### [WORK TO DO]
Restate the data exactly as given and keep the pictures out.

### [DATA ENTRIES]
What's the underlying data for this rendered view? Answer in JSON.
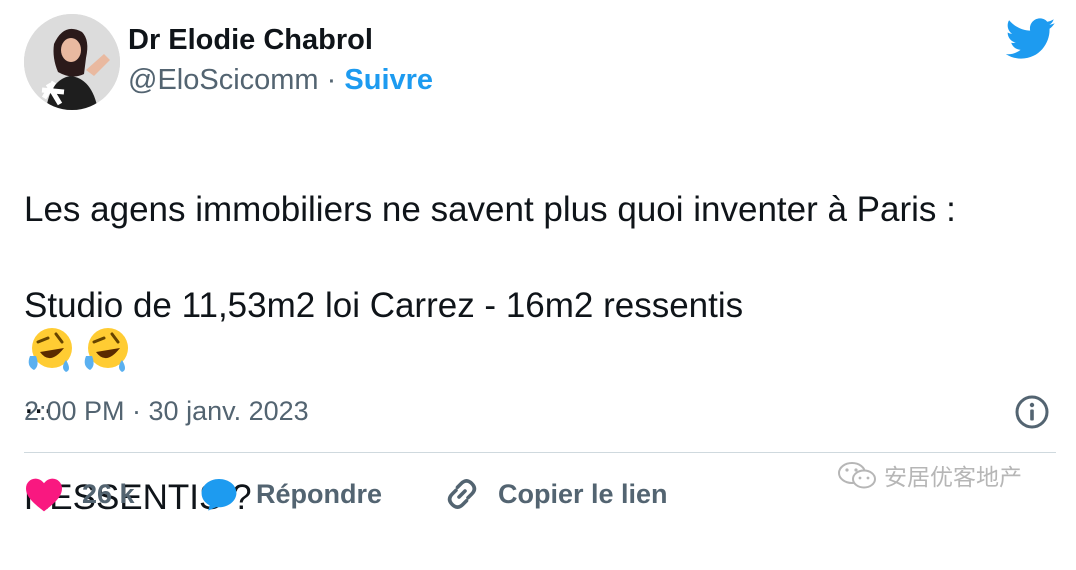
{
  "author": {
    "name": "Dr Elodie Chabrol",
    "handle": "@EloScicomm",
    "separator": "·",
    "follow_label": "Suivre",
    "avatar_icon": "profile-photo"
  },
  "brand_icon": "twitter-bird-icon",
  "tweet": {
    "lines": [
      "Les agens immobiliers ne savent plus quoi inventer à Paris :",
      "Studio de 11,53m2 loi Carrez - 16m2 ressentis",
      "...",
      "RESSENTIS ?"
    ],
    "emojis": [
      "rolling-on-floor-laughing",
      "rolling-on-floor-laughing"
    ],
    "timestamp": "2:00 PM · 30 janv. 2023"
  },
  "actions": {
    "like_count": "26 k",
    "reply_label": "Répondre",
    "copy_link_label": "Copier le lien"
  },
  "watermark": {
    "text": "安居优客地产",
    "icon": "wechat-icon"
  },
  "colors": {
    "accent": "#1d9bf0",
    "like": "#f91880",
    "muted": "#536471",
    "text": "#0f1419"
  }
}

### [RESULT OF THE TASK]
What's the underlying data for this rendered view? Answer in JSON.
{
  "author": {
    "name": "Dr Elodie Chabrol",
    "handle": "@EloScicomm",
    "separator": "·",
    "follow_label": "Suivre",
    "avatar_icon": "profile-photo"
  },
  "brand_icon": "twitter-bird-icon",
  "tweet": {
    "lines": [
      "Les agens immobiliers ne savent plus quoi inventer à Paris :",
      "Studio de 11,53m2 loi Carrez - 16m2 ressentis",
      "...",
      "RESSENTIS ?"
    ],
    "emojis": [
      "rolling-on-floor-laughing",
      "rolling-on-floor-laughing"
    ],
    "timestamp": "2:00 PM · 30 janv. 2023"
  },
  "actions": {
    "like_count": "26 k",
    "reply_label": "Répondre",
    "copy_link_label": "Copier le lien"
  },
  "watermark": {
    "text": "安居优客地产",
    "icon": "wechat-icon"
  },
  "colors": {
    "accent": "#1d9bf0",
    "like": "#f91880",
    "muted": "#536471",
    "text": "#0f1419"
  }
}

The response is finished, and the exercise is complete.